**PROBLEM TO WORK ON:** Extract all lines that hold the string "description".

**ENTRIES PROVIDED:**
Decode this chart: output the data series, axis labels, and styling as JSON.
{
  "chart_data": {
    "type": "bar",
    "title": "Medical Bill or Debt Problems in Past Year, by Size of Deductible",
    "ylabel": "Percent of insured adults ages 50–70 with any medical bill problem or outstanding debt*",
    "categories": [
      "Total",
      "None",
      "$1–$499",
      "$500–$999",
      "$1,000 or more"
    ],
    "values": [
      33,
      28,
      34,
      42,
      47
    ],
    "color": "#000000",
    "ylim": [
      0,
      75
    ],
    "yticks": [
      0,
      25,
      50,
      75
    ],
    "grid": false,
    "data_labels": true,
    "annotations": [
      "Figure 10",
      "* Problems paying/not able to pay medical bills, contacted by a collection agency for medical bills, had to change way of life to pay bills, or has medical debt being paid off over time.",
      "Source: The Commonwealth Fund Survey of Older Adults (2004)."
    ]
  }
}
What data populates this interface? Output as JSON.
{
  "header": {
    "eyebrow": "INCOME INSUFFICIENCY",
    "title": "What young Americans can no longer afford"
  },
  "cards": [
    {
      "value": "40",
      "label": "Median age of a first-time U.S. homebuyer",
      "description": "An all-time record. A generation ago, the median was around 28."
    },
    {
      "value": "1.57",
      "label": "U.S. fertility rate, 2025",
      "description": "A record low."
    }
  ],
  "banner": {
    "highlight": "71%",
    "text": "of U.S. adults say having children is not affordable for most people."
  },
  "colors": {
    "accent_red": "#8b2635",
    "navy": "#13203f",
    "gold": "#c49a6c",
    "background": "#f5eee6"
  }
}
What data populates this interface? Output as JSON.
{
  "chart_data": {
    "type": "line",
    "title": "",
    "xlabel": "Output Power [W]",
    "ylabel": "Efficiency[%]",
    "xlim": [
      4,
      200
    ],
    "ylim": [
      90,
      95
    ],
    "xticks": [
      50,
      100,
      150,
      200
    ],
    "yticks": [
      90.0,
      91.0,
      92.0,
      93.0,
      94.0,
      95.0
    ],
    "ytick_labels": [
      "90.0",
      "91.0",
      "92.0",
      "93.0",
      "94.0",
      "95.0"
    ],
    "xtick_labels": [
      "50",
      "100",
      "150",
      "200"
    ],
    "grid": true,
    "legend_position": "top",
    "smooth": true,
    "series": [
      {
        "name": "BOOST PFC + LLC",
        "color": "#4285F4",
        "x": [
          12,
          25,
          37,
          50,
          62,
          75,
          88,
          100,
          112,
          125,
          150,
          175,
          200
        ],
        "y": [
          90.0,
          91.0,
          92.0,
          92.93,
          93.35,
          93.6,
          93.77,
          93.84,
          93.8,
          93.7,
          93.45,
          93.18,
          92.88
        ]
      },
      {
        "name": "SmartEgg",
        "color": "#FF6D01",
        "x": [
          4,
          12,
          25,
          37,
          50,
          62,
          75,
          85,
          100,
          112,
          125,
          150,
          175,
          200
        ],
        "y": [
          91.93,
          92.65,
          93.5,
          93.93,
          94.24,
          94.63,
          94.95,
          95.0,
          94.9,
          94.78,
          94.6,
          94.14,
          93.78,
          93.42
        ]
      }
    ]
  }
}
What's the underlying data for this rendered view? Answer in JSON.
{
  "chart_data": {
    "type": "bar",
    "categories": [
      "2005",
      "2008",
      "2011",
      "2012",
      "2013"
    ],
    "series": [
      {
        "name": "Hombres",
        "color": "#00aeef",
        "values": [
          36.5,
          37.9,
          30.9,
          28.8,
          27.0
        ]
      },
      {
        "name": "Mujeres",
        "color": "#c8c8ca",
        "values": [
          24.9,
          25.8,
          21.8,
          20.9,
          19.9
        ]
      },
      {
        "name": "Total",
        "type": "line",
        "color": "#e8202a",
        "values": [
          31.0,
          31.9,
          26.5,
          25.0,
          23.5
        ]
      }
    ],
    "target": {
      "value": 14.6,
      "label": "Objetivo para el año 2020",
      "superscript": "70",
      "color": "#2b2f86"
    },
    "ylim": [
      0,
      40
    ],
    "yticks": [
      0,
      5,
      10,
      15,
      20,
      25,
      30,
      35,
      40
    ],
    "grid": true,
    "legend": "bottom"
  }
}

**RESULT OF THIS TASK:**
      "description": "An all-time record. A generation ago, the median was around 28."
      "description": "A record low."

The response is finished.